Exact reproduction of the data is required, with images excluded.

+---+

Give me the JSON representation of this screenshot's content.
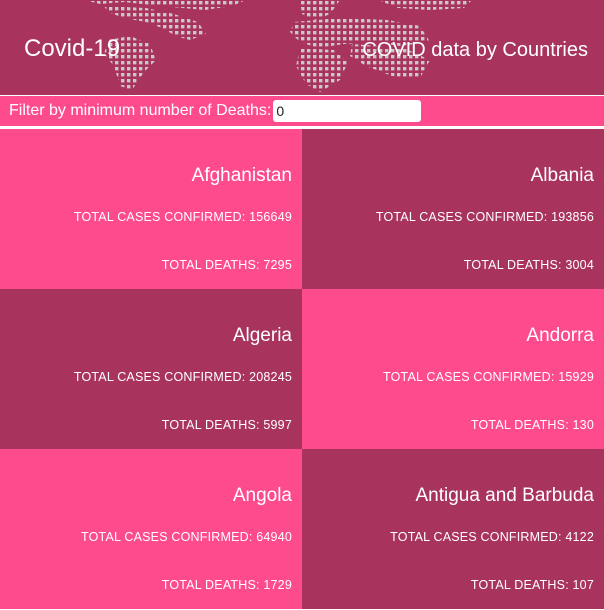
{
  "header": {
    "title": "Covid-19",
    "subtitle": "COVID data by Countries",
    "background_icon": "world-map-dots"
  },
  "filter": {
    "label": "Filter by minimum number of Deaths:",
    "value": "0"
  },
  "colors": {
    "dark": "#a8345e",
    "pink": "#fe4b8d"
  },
  "countries": [
    {
      "name": "Afghanistan",
      "cases_label": "TOTAL CASES CONFIRMED: 156649",
      "deaths_label": "TOTAL DEATHS: 7295"
    },
    {
      "name": "Albania",
      "cases_label": "TOTAL CASES CONFIRMED: 193856",
      "deaths_label": "TOTAL DEATHS: 3004"
    },
    {
      "name": "Algeria",
      "cases_label": "TOTAL CASES CONFIRMED: 208245",
      "deaths_label": "TOTAL DEATHS: 5997"
    },
    {
      "name": "Andorra",
      "cases_label": "TOTAL CASES CONFIRMED: 15929",
      "deaths_label": "TOTAL DEATHS: 130"
    },
    {
      "name": "Angola",
      "cases_label": "TOTAL CASES CONFIRMED: 64940",
      "deaths_label": "TOTAL DEATHS: 1729"
    },
    {
      "name": "Antigua and Barbuda",
      "cases_label": "TOTAL CASES CONFIRMED: 4122",
      "deaths_label": "TOTAL DEATHS: 107"
    }
  ]
}
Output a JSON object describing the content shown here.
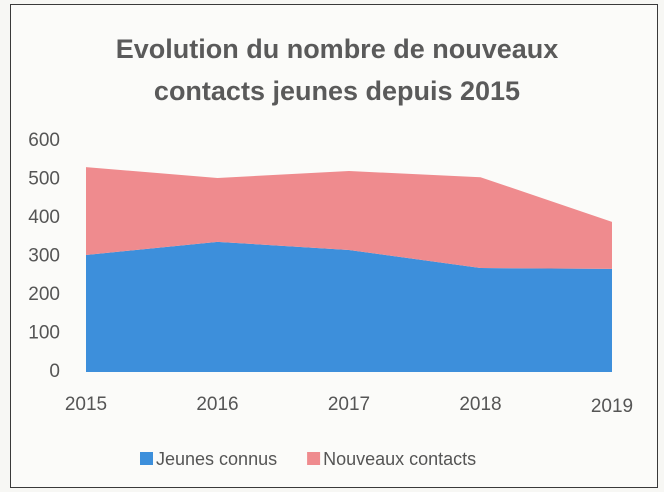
{
  "chart_data": {
    "type": "stacked-area",
    "title": "Evolution du nombre de nouveaux contacts jeunes depuis 2015",
    "categories": [
      "2015",
      "2016",
      "2017",
      "2018",
      "2019"
    ],
    "series": [
      {
        "name": "Jeunes connus",
        "color": "#3d8fdb",
        "values": [
          304,
          338,
          317,
          270,
          268
        ]
      },
      {
        "name": "Nouveaux contacts",
        "color": "#ef8b8e",
        "values": [
          228,
          166,
          205,
          236,
          122
        ]
      }
    ],
    "ylim": [
      0,
      600
    ],
    "yticks": [
      0,
      100,
      200,
      300,
      400,
      500,
      600
    ],
    "legend": "bottom"
  }
}
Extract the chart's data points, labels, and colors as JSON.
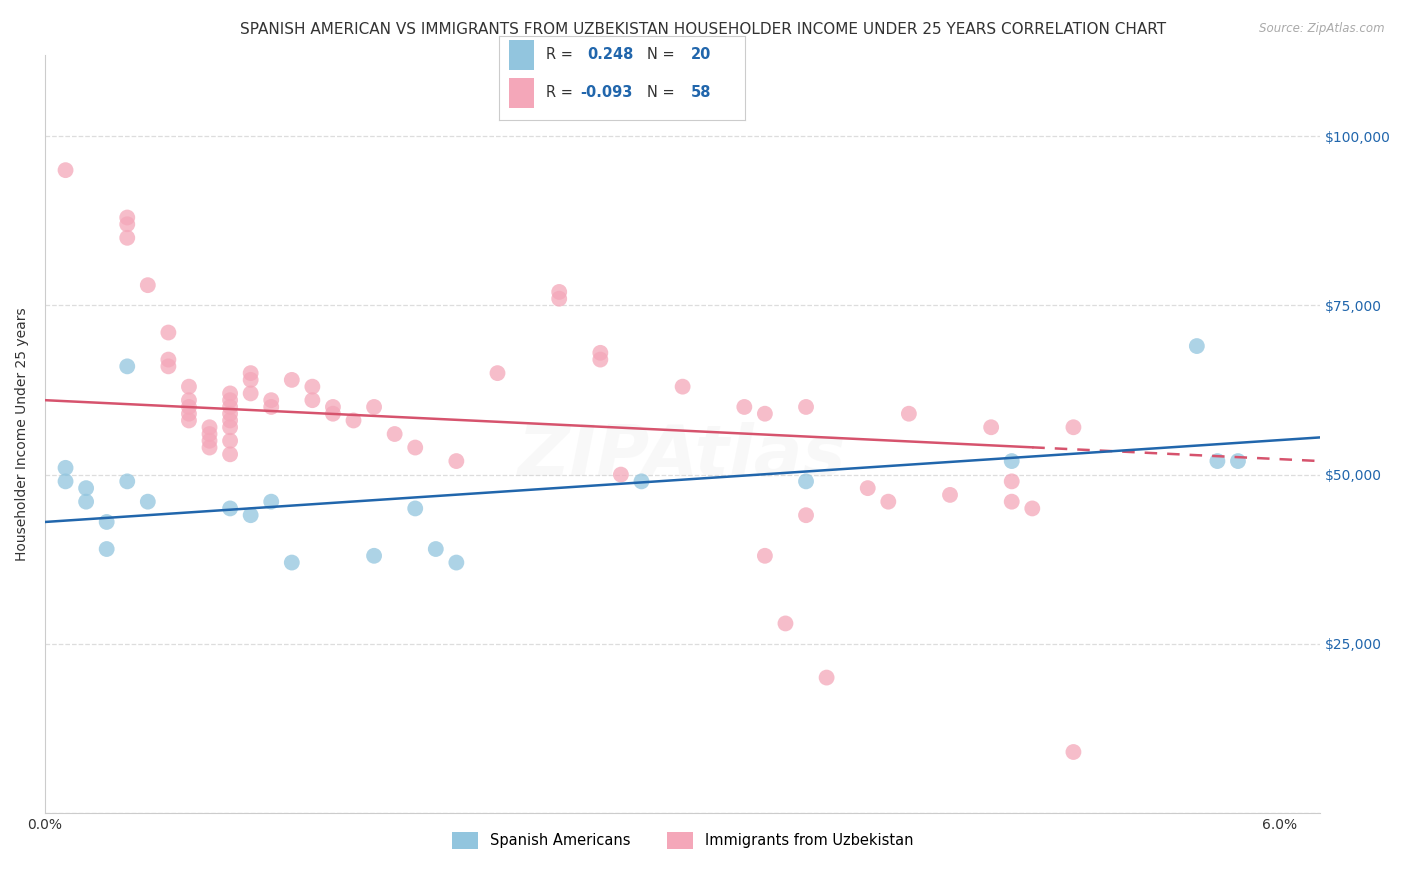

+---+

* Solution:
Give me the JSON representation of this screenshot's content.
{
  "header": {
    "title": "Covid-19",
    "subtitle": "COVID data by Countries",
    "background_icon": "world-map-dots"
  },
  "filter": {
    "label": "Filter by minimum number of Deaths:",
    "value": "0"
  },
  "colors": {
    "dark": "#a8345e",
    "pink": "#fe4b8d"
  },
  "countries": [
    {
      "name": "Afghanistan",
      "cases_label": "TOTAL CASES CONFIRMED: 156649",
      "deaths_label": "TOTAL DEATHS: 7295"
    },
    {
      "name": "Albania",
      "cases_label": "TOTAL CASES CONFIRMED: 193856",
      "deaths_label": "TOTAL DEATHS: 3004"
    },
    {
      "name": "Algeria",
      "cases_label": "TOTAL CASES CONFIRMED: 208245",
      "deaths_label": "TOTAL DEATHS: 5997"
    },
    {
      "name": "Andorra",
      "cases_label": "TOTAL CASES CONFIRMED: 15929",
      "deaths_label": "TOTAL DEATHS: 130"
    },
    {
      "name": "Angola",
      "cases_label": "TOTAL CASES CONFIRMED: 64940",
      "deaths_label": "TOTAL DEATHS: 1729"
    },
    {
      "name": "Antigua and Barbuda",
      "cases_label": "TOTAL CASES CONFIRMED: 4122",
      "deaths_label": "TOTAL DEATHS: 107"
    }
  ]
}
Output a JSON object describing the content shown here.
{
  "chart_data": {
    "type": "stacked-area",
    "title": "Evolution du nombre de nouveaux contacts jeunes depuis 2015",
    "categories": [
      "2015",
      "2016",
      "2017",
      "2018",
      "2019"
    ],
    "series": [
      {
        "name": "Jeunes connus",
        "color": "#3d8fdb",
        "values": [
          304,
          338,
          317,
          270,
          268
        ]
      },
      {
        "name": "Nouveaux contacts",
        "color": "#ef8b8e",
        "values": [
          228,
          166,
          205,
          236,
          122
        ]
      }
    ],
    "ylim": [
      0,
      600
    ],
    "yticks": [
      0,
      100,
      200,
      300,
      400,
      500,
      600
    ],
    "legend": "bottom"
  }
}
Extract the chart's data points, labels, and colors as JSON.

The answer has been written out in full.